→ CHALLENGES
1. How would you put this sentence from the Cantop Ventures letter into Spanish: "The responses below are in direct correlation to your numbered comments."?
2. Can you go on with the Cantop Ventures letter from the point where it stops?

→ TEXT SEGMENT

• • • •

Mr. Howard Baik Securities & Exchange Comm.
100 F Street, NE
Mail Stop 3561
Washington, D.C. 20549

Re:      Cantop Ventures, Inc.
         Registration Statement on Form SB-2
         File No. 333-128697
         POST EFFECTIVE AMENDMENT NO.1

Dear Mr. Baik:

On behalf of Cantop Ventures, Inc. (the "Company"), we have today filed via the
EDGAR system, Post-Effective Amendment No. I (the "Amendment") to the
above-captioned Registration Statement in response to the comments in your
letter dated October 25, 2005. The responses below are in direct correlation to
your numbered comments.

SUMMARY, PAGE 3

1. Page 5: As directed, we have included the statement "[i]n all probability,
the Copper Road I - VI claim does not contain any reserves and funds that we
spend on exploration will be lost" in the Summary section, page 3; Description
of Business section on Page 19; and in the Plan of Operations section on Page
24.

     With respect to your comment asking the Company to disclose why they
believe their claim will have no reserves and their reasons for engaging in the
business venture if the Company will probably not find reserves, the Company
states "In all probability, the Copper Road I - VI claim does not contain any
reserves and funds that we spend on exploration will be lost." The Company does
not believe that this statement rises to a statement that the Company
definitively believes that there WILL PROBABLY BE no reserves, but rather that
it is possible that there will be no reserves, and that the exploration for
minerals is speculative in nature. Therefore, the Company did not amend the
prospectus to add language why they thought there would probably be no reserves.

• • • •

→ GIVEN INFORMATION
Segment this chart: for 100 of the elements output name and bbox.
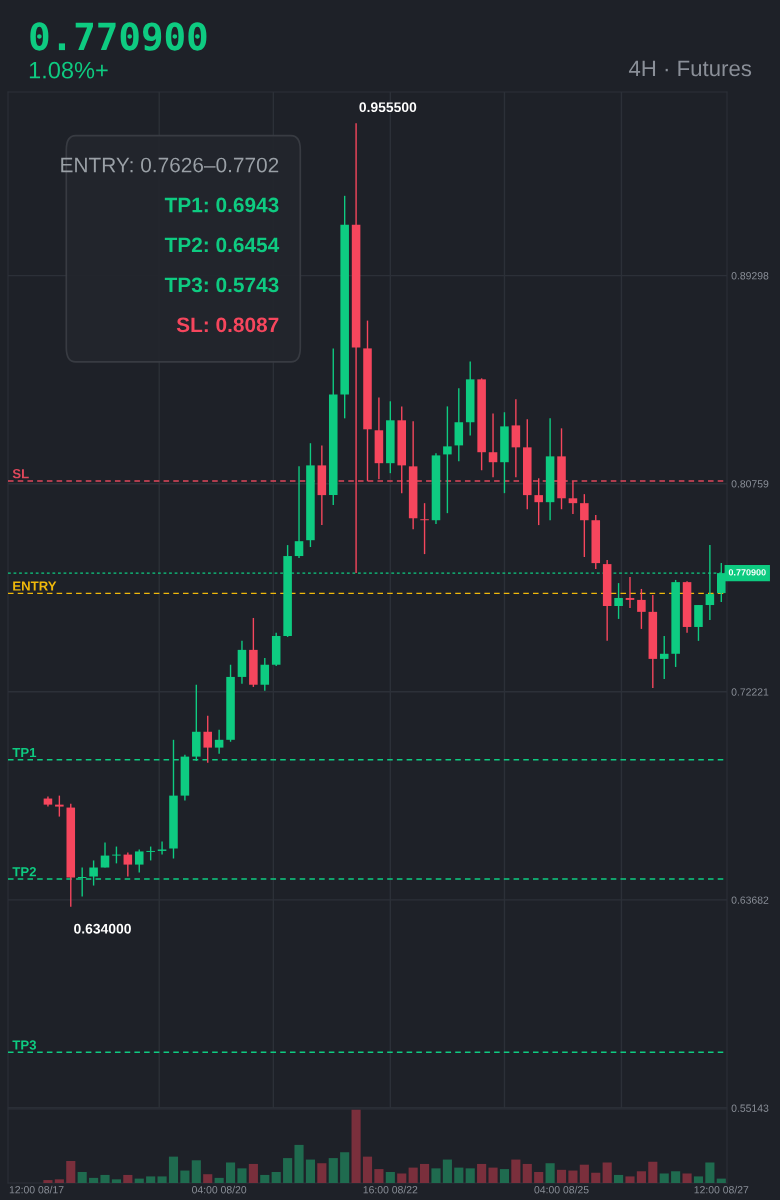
bar xyxy=(134,1178,144,1183)
text: 4H · Futures xyxy=(628,60,752,77)
candlestick xyxy=(203,714,212,764)
bar xyxy=(705,1162,715,1183)
bar xyxy=(111,1179,121,1183)
bar xyxy=(442,1159,452,1183)
bar xyxy=(568,1170,578,1183)
annotation: ENTRY: 0.7626–0.7702 xyxy=(61,157,279,173)
bar xyxy=(625,1176,635,1183)
bar xyxy=(693,1176,704,1183)
candlestick xyxy=(534,477,543,526)
bar xyxy=(100,1174,110,1183)
bar xyxy=(534,1172,544,1183)
bar xyxy=(214,1177,224,1183)
bar xyxy=(671,1171,681,1183)
ref-line-label: 0.770900 xyxy=(728,569,766,576)
candlestick xyxy=(625,576,635,609)
bar xyxy=(636,1171,646,1183)
candlestick xyxy=(157,840,167,856)
bar xyxy=(54,1179,64,1183)
annotation: TP1: 0.6943 xyxy=(164,197,279,213)
candlestick xyxy=(134,848,144,874)
bar xyxy=(477,1163,487,1183)
bar xyxy=(203,1174,213,1183)
candlestick xyxy=(443,405,452,514)
bar xyxy=(283,1158,293,1183)
candlestick xyxy=(294,465,304,559)
x-tick-label: 04:00 08/25 xyxy=(534,1185,589,1194)
x-tick-label: 12:00 08/27 xyxy=(694,1185,749,1194)
bar xyxy=(146,1176,156,1183)
y-tick-label: 0.80759 xyxy=(731,480,769,488)
bar xyxy=(522,1163,532,1183)
annotation: SL: 0.8087 xyxy=(176,317,279,333)
candlestick xyxy=(659,635,669,680)
annotation: 0.955500 xyxy=(359,102,417,113)
candlestick xyxy=(568,480,578,515)
candlestick xyxy=(488,412,498,479)
annotation: TP2: 0.6454 xyxy=(164,237,280,253)
x-tick-label: 12:00 08/17 xyxy=(9,1185,64,1194)
ref-line-label: TP2 xyxy=(12,867,36,877)
candlestick xyxy=(420,502,429,555)
y-tick-label: 0.55143 xyxy=(731,1104,769,1112)
bar xyxy=(602,1162,612,1183)
bar xyxy=(89,1177,99,1183)
bar xyxy=(66,1161,76,1183)
bar xyxy=(237,1168,247,1183)
bar xyxy=(591,1172,601,1183)
bar xyxy=(180,1170,190,1183)
bar xyxy=(317,1163,327,1183)
chart-title: 0.770900 xyxy=(30,22,207,51)
bar xyxy=(248,1163,258,1183)
bar xyxy=(556,1169,567,1183)
bar xyxy=(659,1173,669,1183)
y-tick-label: 0.72221 xyxy=(731,688,769,696)
candlestick xyxy=(614,582,623,620)
y-tick-label: 0.89298 xyxy=(731,272,769,280)
ref-line-label: TP1 xyxy=(12,747,37,758)
bar xyxy=(260,1174,270,1183)
candlestick xyxy=(123,851,133,878)
bar xyxy=(614,1174,624,1183)
x-tick-label: 04:00 08/20 xyxy=(192,1185,247,1194)
bar xyxy=(271,1172,281,1183)
ref-line-label: SL xyxy=(12,469,29,479)
chart-subtitle: 1.08%+ xyxy=(29,61,108,79)
bar xyxy=(397,1173,407,1183)
candlestick xyxy=(214,729,224,755)
bar xyxy=(340,1152,350,1183)
bar xyxy=(225,1162,236,1183)
candlestick xyxy=(637,588,646,630)
bar xyxy=(545,1163,555,1183)
candlestick xyxy=(100,841,110,869)
bar xyxy=(431,1168,441,1183)
bar xyxy=(716,1178,726,1183)
ref-line-label: TP3 xyxy=(12,1040,37,1050)
bar xyxy=(579,1164,589,1183)
bar xyxy=(294,1144,304,1183)
bar xyxy=(191,1160,201,1183)
bar xyxy=(168,1156,179,1183)
annotation: TP3: 0.5743 xyxy=(164,277,279,293)
bar xyxy=(499,1169,510,1183)
bar xyxy=(385,1172,395,1183)
bar xyxy=(328,1158,338,1183)
bar xyxy=(157,1176,167,1183)
candlestick xyxy=(260,657,270,692)
ref-line-label: ENTRY xyxy=(13,581,57,591)
bar xyxy=(351,1109,361,1183)
bar xyxy=(488,1167,498,1183)
bar xyxy=(682,1173,692,1183)
bar xyxy=(420,1163,430,1183)
bar xyxy=(362,1156,373,1183)
bar xyxy=(511,1159,521,1183)
x-tick-label: 16:00 08/22 xyxy=(363,1185,418,1194)
bar xyxy=(305,1159,315,1183)
bar xyxy=(123,1174,133,1183)
candlestick xyxy=(694,604,703,642)
bar xyxy=(374,1169,384,1183)
bar xyxy=(465,1168,475,1183)
bar xyxy=(648,1161,658,1183)
bar xyxy=(43,1180,53,1183)
candlestick xyxy=(580,493,589,558)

• • • •

→ RESULTS
1. Las respuestas a continuación se corresponden directamente con sus comentarios numerados.

2.
                                 MAILING ADDRESS
              4252 BONITA ROAD, #151 * BONITA , CALIFORNIA * 91902

Mr. Howard Baik
January 27, 2006
Page 2


2. As directed, we have included statements indicating that, if we are
successful, we will have to spend more on exploration, on Pages 5,6 and 24 of
the amended prospectus.

3. As directed, we have included a statement in the Summary on page 4, and at
beginning of our Description of Business section at Page 19 that the auditors
have issued a going concern opinion.

4. As directed, we have included a statement in the Summary section at Page 4 of
the amended prospectus that our shares are not currently traded on any market or
exchange, and how this affects the liquidity of our shares.

5. As stated at the end of the first paragraph of our Summary section, "we
acquired a 100% undivided right, title and interest in and to the property. The
owner of the Copper Road I - VI claim and the grantor of the purchase is Larry
Sostad of Vancouver, British Columbia." We did, however, add a statement
regarding Mr. Sostad's current relationship to the Company. See Page 3. We also
included as Exhibit 10.2, a letter from Mr. Sostad confirming that he is holding
the property in trust for the Company.

RISK FACTORS, PAGE 4

6. As directed, we have included a risk factor on Page 8 entitled A SIGNIFICANT
NUMBER OF RESTRICTED SHARES MAY BECOME AVAILABLE TO THE PUBLIC IN MAY, 2006,
wherein we explain that the possible sale of these 4 million shares may dilute
the percentage of free-trading shares.

7. As directed, we have included in risk factor on Page 7 entitled BECAUSE
MANAGEMENT HAS NO TECHNICAL EXPERIENCE IN MINERAL EXPLORATION, OUR BUSINESS HAS
A HIGHER RISK OF FAILURE.

8. As directed, we have included, on Page 4 in the risk factor entitled IF WE DO
NOT OBTAIN ADDITIONAL FINANCING, OUR BUSINESS WILL FAIL, amounts needed to
complete phases three and four, and have referenced the table on (former) page
20 of the prospectus.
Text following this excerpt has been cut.